## Exercise inputs:
Start

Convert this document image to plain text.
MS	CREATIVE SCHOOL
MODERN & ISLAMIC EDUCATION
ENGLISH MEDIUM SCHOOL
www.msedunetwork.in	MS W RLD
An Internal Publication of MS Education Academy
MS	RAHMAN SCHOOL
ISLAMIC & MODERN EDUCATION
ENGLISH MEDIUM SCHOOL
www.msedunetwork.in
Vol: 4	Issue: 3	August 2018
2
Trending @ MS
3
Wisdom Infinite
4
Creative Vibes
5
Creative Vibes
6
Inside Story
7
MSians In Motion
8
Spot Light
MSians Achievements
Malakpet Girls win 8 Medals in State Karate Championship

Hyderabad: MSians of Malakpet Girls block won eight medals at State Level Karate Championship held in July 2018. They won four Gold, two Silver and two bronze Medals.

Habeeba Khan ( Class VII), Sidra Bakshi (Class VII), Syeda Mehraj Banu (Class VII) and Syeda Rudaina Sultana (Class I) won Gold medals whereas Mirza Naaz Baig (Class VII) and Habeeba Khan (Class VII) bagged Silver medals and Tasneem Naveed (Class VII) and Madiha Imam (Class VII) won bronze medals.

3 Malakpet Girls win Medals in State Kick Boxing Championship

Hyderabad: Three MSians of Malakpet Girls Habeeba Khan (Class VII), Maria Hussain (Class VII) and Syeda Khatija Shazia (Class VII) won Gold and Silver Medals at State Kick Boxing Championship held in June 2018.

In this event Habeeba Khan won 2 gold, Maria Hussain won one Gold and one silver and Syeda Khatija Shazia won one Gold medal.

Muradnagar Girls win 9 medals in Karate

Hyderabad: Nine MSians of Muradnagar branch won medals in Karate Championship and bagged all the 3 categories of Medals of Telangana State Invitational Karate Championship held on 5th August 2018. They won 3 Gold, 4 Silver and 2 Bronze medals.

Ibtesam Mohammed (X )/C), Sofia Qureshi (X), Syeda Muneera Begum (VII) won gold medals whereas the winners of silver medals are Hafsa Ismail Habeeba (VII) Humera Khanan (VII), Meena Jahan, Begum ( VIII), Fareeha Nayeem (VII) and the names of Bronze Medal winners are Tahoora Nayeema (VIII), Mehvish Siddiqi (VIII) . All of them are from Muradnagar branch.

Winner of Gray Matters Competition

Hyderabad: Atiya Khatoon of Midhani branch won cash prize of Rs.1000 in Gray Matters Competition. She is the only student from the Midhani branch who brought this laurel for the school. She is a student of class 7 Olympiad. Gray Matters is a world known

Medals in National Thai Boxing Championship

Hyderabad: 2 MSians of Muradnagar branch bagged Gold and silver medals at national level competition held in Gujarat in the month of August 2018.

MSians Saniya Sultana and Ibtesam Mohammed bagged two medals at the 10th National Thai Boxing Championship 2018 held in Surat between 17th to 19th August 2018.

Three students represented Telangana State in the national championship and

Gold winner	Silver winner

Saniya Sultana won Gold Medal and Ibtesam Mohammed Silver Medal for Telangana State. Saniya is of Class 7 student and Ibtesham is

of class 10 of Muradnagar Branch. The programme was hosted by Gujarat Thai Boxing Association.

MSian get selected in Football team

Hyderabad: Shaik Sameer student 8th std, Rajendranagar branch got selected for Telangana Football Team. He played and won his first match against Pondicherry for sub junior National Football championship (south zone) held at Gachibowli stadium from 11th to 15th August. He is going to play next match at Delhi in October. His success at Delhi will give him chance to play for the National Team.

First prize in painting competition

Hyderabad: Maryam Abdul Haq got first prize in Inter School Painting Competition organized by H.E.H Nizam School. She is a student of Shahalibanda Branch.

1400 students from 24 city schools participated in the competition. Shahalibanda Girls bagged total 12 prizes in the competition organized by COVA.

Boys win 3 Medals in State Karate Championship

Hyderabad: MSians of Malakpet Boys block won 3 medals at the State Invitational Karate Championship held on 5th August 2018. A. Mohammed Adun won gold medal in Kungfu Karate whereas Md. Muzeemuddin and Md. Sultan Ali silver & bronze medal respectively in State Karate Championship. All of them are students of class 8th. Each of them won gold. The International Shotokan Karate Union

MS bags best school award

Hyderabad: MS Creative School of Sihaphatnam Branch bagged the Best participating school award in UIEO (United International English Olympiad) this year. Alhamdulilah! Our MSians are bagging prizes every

End

## What is expected:
Of the lines in the data above, how many contain the word "Shazia"? Give only that figure.

## The reply:
2